_Aim_
Reproduce all entries word for word.

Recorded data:
____
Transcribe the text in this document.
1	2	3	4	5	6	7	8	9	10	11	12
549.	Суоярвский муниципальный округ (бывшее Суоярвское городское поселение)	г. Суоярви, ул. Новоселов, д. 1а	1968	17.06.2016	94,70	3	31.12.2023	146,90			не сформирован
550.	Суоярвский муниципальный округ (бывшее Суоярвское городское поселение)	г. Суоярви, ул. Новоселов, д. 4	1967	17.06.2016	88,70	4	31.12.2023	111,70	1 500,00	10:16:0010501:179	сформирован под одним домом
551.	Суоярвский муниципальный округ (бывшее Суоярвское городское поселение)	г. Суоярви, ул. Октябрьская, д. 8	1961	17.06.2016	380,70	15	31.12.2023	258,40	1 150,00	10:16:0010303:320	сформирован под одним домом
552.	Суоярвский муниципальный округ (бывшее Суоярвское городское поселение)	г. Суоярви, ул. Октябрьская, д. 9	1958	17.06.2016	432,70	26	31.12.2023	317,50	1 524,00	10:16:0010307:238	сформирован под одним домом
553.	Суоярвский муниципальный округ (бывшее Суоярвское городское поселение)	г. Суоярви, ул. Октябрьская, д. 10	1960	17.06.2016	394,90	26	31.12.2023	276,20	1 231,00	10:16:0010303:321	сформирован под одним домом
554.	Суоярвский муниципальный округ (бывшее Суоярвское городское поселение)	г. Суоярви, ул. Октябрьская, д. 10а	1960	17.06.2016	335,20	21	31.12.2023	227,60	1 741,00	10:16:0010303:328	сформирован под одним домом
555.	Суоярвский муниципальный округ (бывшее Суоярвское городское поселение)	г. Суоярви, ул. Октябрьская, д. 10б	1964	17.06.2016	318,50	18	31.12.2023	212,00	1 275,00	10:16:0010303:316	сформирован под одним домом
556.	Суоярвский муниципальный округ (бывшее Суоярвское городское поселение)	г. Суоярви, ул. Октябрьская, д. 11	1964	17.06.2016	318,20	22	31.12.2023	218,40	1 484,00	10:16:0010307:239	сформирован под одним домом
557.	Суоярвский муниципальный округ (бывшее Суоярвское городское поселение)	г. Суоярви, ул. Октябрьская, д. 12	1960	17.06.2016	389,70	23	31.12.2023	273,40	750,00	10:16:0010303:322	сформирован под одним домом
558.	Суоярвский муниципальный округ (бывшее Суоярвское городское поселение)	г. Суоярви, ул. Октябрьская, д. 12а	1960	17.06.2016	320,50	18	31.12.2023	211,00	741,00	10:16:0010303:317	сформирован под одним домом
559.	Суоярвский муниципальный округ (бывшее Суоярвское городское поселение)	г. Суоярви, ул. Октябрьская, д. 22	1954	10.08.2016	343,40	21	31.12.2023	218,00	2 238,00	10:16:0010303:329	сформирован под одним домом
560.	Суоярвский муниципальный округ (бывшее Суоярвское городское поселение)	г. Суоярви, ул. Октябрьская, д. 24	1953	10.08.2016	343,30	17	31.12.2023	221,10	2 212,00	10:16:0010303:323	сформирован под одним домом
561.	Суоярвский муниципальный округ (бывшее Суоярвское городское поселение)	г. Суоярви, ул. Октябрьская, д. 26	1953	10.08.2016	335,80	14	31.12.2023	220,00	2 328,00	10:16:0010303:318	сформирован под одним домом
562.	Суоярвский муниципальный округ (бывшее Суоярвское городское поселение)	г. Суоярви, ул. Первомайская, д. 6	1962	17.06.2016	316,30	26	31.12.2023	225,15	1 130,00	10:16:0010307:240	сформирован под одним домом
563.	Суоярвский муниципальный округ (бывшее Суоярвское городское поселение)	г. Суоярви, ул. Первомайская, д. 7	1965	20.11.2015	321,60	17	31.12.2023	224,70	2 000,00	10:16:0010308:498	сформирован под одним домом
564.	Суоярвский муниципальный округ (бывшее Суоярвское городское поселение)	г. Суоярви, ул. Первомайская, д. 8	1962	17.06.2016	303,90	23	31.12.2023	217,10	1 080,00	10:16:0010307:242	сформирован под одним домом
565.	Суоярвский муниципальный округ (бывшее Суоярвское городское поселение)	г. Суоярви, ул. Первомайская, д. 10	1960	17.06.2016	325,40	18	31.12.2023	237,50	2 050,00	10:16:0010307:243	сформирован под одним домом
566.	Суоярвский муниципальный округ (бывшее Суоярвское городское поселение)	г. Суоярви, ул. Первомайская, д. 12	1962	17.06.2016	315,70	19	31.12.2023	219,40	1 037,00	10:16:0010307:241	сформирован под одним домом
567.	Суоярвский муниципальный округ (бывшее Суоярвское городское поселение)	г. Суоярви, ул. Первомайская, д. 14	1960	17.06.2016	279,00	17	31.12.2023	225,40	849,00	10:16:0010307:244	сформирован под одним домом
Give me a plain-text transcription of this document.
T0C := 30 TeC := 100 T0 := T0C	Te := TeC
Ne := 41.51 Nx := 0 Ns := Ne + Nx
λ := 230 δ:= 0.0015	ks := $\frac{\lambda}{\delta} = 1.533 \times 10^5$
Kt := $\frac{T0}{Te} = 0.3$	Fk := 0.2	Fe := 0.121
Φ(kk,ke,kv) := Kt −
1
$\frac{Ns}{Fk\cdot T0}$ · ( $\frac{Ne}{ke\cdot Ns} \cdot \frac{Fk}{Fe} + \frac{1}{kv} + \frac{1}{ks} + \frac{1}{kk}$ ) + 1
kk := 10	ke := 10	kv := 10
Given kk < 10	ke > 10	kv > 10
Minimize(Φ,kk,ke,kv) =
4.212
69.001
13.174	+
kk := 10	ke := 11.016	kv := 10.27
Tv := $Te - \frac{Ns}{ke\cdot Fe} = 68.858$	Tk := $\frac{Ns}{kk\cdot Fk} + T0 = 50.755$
____
_Full response_
Transcribe the text in this document.
1	2	3	4	5	6	7	8	9	10	11	12
549.	Суоярвский муниципальный округ (бывшее Суоярвское городское поселение)	г. Суоярви, ул. Новоселов, д. 1а	1968	17.06.2016	94,70	3	31.12.2023	146,90			не сформирован
550.	Суоярвский муниципальный округ (бывшее Суоярвское городское поселение)	г. Суоярви, ул. Новоселов, д. 4	1967	17.06.2016	88,70	4	31.12.2023	111,70	1 500,00	10:16:0010501:179	сформирован под одним домом
551.	Суоярвский муниципальный округ (бывшее Суоярвское городское поселение)	г. Суоярви, ул. Октябрьская, д. 8	1961	17.06.2016	380,70	15	31.12.2023	258,40	1 150,00	10:16:0010303:320	сформирован под одним домом
552.	Суоярвский муниципальный округ (бывшее Суоярвское городское поселение)	г. Суоярви, ул. Октябрьская, д. 9	1958	17.06.2016	432,70	26	31.12.2023	317,50	1 524,00	10:16:0010307:238	сформирован под одним домом
553.	Суоярвский муниципальный округ (бывшее Суоярвское городское поселение)	г. Суоярви, ул. Октябрьская, д. 10	1960	17.06.2016	394,90	26	31.12.2023	276,20	1 231,00	10:16:0010303:321	сформирован под одним домом
554.	Суоярвский муниципальный округ (бывшее Суоярвское городское поселение)	г. Суоярви, ул. Октябрьская, д. 10а	1960	17.06.2016	335,20	21	31.12.2023	227,60	1 741,00	10:16:0010303:328	сформирован под одним домом
555.	Суоярвский муниципальный округ (бывшее Суоярвское городское поселение)	г. Суоярви, ул. Октябрьская, д. 10б	1964	17.06.2016	318,50	18	31.12.2023	212,00	1 275,00	10:16:0010303:316	сформирован под одним домом
556.	Суоярвский муниципальный округ (бывшее Суоярвское городское поселение)	г. Суоярви, ул. Октябрьская, д. 11	1964	17.06.2016	318,20	22	31.12.2023	218,40	1 484,00	10:16:0010307:239	сформирован под одним домом
557.	Суоярвский муниципальный округ (бывшее Суоярвское городское поселение)	г. Суоярви, ул. Октябрьская, д. 12	1960	17.06.2016	389,70	23	31.12.2023	273,40	750,00	10:16:0010303:322	сформирован под одним домом
558.	Суоярвский муниципальный округ (бывшее Суоярвское городское поселение)	г. Суоярви, ул. Октябрьская, д. 12а	1960	17.06.2016	320,50	18	31.12.2023	211,00	741,00	10:16:0010303:317	сформирован под одним домом
559.	Суоярвский муниципальный округ (бывшее Суоярвское городское поселение)	г. Суоярви, ул. Октябрьская, д. 22	1954	10.08.2016	343,40	21	31.12.2023	218,00	2 238,00	10:16:0010303:329	сформирован под одним домом
560.	Суоярвский муниципальный округ (бывшее Суоярвское городское поселение)	г. Суоярви, ул. Октябрьская, д. 24	1953	10.08.2016	343,30	17	31.12.2023	221,10	2 212,00	10:16:0010303:323	сформирован под одним домом
561.	Суоярвский муниципальный округ (бывшее Суоярвское городское поселение)	г. Суоярви, ул. Октябрьская, д. 26	1953	10.08.2016	335,80	14	31.12.2023	220,00	2 328,00	10:16:0010303:318	сформирован под одним домом
562.	Суоярвский муниципальный округ (бывшее Суоярвское городское поселение)	г. Суоярви, ул. Первомайская, д. 6	1962	17.06.2016	316,30	26	31.12.2023	225,15	1 130,00	10:16:0010307:240	сформирован под одним домом
563.	Суоярвский муниципальный округ (бывшее Суоярвское городское поселение)	г. Суоярви, ул. Первомайская, д. 7	1965	20.11.2015	321,60	17	31.12.2023	224,70	2 000,00	10:16:0010308:498	сформирован под одним домом
564.	Суоярвский муниципальный округ (бывшее Суоярвское городское поселение)	г. Суоярви, ул. Первомайская, д. 8	1962	17.06.2016	303,90	23	31.12.2023	217,10	1 080,00	10:16:0010307:242	сформирован под одним домом
565.	Суоярвский муниципальный округ (бывшее Суоярвское городское поселение)	г. Суоярви, ул. Первомайская, д. 10	1960	17.06.2016	325,40	18	31.12.2023	237,50	2 050,00	10:16:0010307:243	сформирован под одним домом
566.	Суоярвский муниципальный округ (бывшее Суоярвское городское поселение)	г. Суоярви, ул. Первомайская, д. 12	1962	17.06.2016	315,70	19	31.12.2023	219,40	1 037,00	10:16:0010307:241	сформирован под одним домом
567.	Суоярвский муниципальный округ (бывшее Суоярвское городское поселение)	г. Суоярви, ул. Первомайская, д. 14	1960	17.06.2016	279,00	17	31.12.2023	225,40	849,00	10:16:0010307:244	сформирован под одним домом
Give me a plain-text transcription of this document.
T0C := 30 TeC := 100 T0 := T0C	Te := TeC
Ne := 41.51 Nx := 0 Ns := Ne + Nx
λ := 230 δ:= 0.0015	ks := $\frac{\lambda}{\delta} = 1.533 \times 10^5$
Kt := $\frac{T0}{Te} = 0.3$	Fk := 0.2	Fe := 0.121
Φ(kk,ke,kv) := Kt −
1
$\frac{Ns}{Fk\cdot T0}$ · ( $\frac{Ne}{ke\cdot Ns} \cdot \frac{Fk}{Fe} + \frac{1}{kv} + \frac{1}{ks} + \frac{1}{kk}$ ) + 1
kk := 10	ke := 10	kv := 10
Given kk < 10	ke > 10	kv > 10
Minimize(Φ,kk,ke,kv) =
4.212
69.001
13.174	+
kk := 10	ke := 11.016	kv := 10.27
Tv := $Te - \frac{Ns}{ke\cdot Fe} = 68.858$	Tk := $\frac{Ns}{kk\cdot Fk} + T0 = 50.755$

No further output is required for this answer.